Stored entries:
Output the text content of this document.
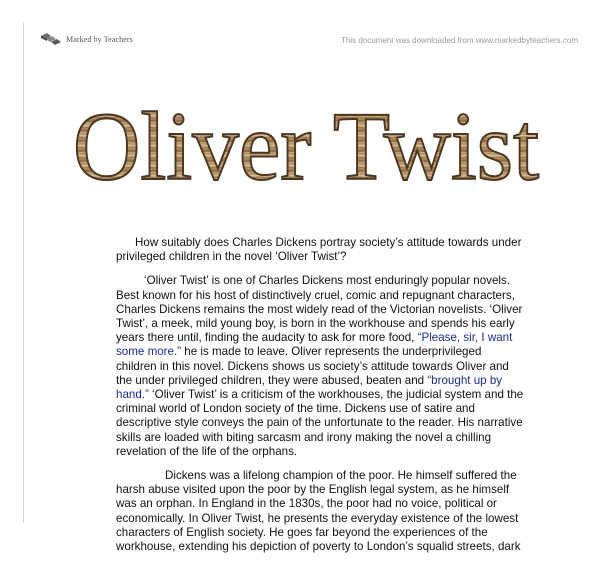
Marked by Teachers	This document was downloaded from www.markedbyteachers.com
Oliver Twist

How suitably does Charles Dickens portray society’s attitude towards under privileged children in the novel ‘Oliver Twist’?

‘Oliver Twist’ is one of Charles Dickens most enduringly popular novels. Best known for his host of distinctively cruel, comic and repugnant characters, Charles Dickens remains the most widely read of the Victorian novelists. ‘Oliver Twist’, a meek, mild young boy, is born in the workhouse and spends his early years there until, finding the audacity to ask for more food, “Please, sir, I want some more.” he is made to leave. Oliver represents the underprivileged children in this novel. Dickens shows us society’s attitude towards Oliver and the under privileged children, they were abused, beaten and “brought up by hand.” ‘Oliver Twist’ is a criticism of the workhouses, the judicial system and the criminal world of London society of the time. Dickens use of satire and descriptive style conveys the pain of the unfortunate to the reader. His narrative skills are loaded with biting sarcasm and irony making the novel a chilling revelation of the life of the orphans.

Dickens was a lifelong champion of the poor. He himself suffered the harsh abuse visited upon the poor by the English legal system, as he himself was an orphan. In England in the 1830s, the poor had no voice, political or economically. In Oliver Twist, he presents the everyday existence of the lowest characters of English society. He goes far beyond the experiences of the workhouse, extending his depiction of poverty to London’s squalid streets, dark
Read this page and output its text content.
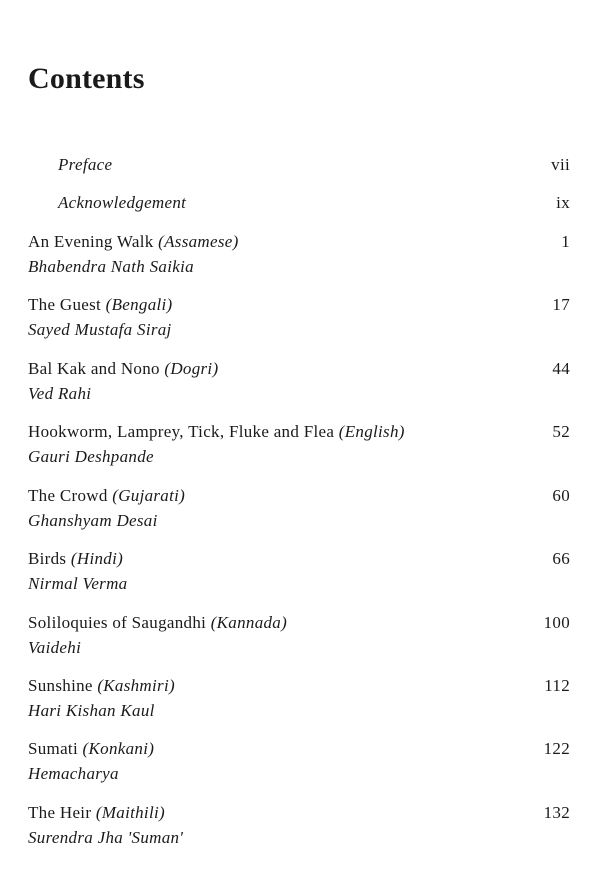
Contents
Preface	vii
Acknowledgement	ix
An Evening Walk (Assamese)
Bhabendra Nath Saikia
1
The Guest (Bengali)
Sayed Mustafa Siraj
17
Bal Kak and Nono (Dogri)
Ved Rahi
44
Hookworm, Lamprey, Tick, Fluke and Flea (English)
Gauri Deshpande
52
The Crowd (Gujarati)
Ghanshyam Desai
60
Birds (Hindi)
Nirmal Verma
66
Soliloquies of Saugandhi (Kannada)
Vaidehi
100
Sunshine (Kashmiri)
Hari Kishan Kaul
112
Sumati (Konkani)
Hemacharya
122
The Heir (Maithili)
Surendra Jha 'Suman'
132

▶ [WORK TO COMPLETE]
Reproduce the entries above without change, omitting all pictures.

▶ [RIGHT ANSWER]
Output the text content of this document.
Marked by Teachers	This document was downloaded from www.markedbyteachers.com
Oliver Twist

How suitably does Charles Dickens portray society’s attitude towards under privileged children in the novel ‘Oliver Twist’?

‘Oliver Twist’ is one of Charles Dickens most enduringly popular novels. Best known for his host of distinctively cruel, comic and repugnant characters, Charles Dickens remains the most widely read of the Victorian novelists. ‘Oliver Twist’, a meek, mild young boy, is born in the workhouse and spends his early years there until, finding the audacity to ask for more food, “Please, sir, I want some more.” he is made to leave. Oliver represents the underprivileged children in this novel. Dickens shows us society’s attitude towards Oliver and the under privileged children, they were abused, beaten and “brought up by hand.” ‘Oliver Twist’ is a criticism of the workhouses, the judicial system and the criminal world of London society of the time. Dickens use of satire and descriptive style conveys the pain of the unfortunate to the reader. His narrative skills are loaded with biting sarcasm and irony making the novel a chilling revelation of the life of the orphans.

Dickens was a lifelong champion of the poor. He himself suffered the harsh abuse visited upon the poor by the English legal system, as he himself was an orphan. In England in the 1830s, the poor had no voice, political or economically. In Oliver Twist, he presents the everyday existence of the lowest characters of English society. He goes far beyond the experiences of the workhouse, extending his depiction of poverty to London’s squalid streets, dark
Read this page and output its text content.
Contents
Preface	vii
Acknowledgement	ix
An Evening Walk (Assamese)
Bhabendra Nath Saikia
1
The Guest (Bengali)
Sayed Mustafa Siraj
17
Bal Kak and Nono (Dogri)
Ved Rahi
44
Hookworm, Lamprey, Tick, Fluke and Flea (English)
Gauri Deshpande
52
The Crowd (Gujarati)
Ghanshyam Desai
60
Birds (Hindi)
Nirmal Verma
66
Soliloquies of Saugandhi (Kannada)
Vaidehi
100
Sunshine (Kashmiri)
Hari Kishan Kaul
112
Sumati (Konkani)
Hemacharya
122
The Heir (Maithili)
Surendra Jha 'Suman'
132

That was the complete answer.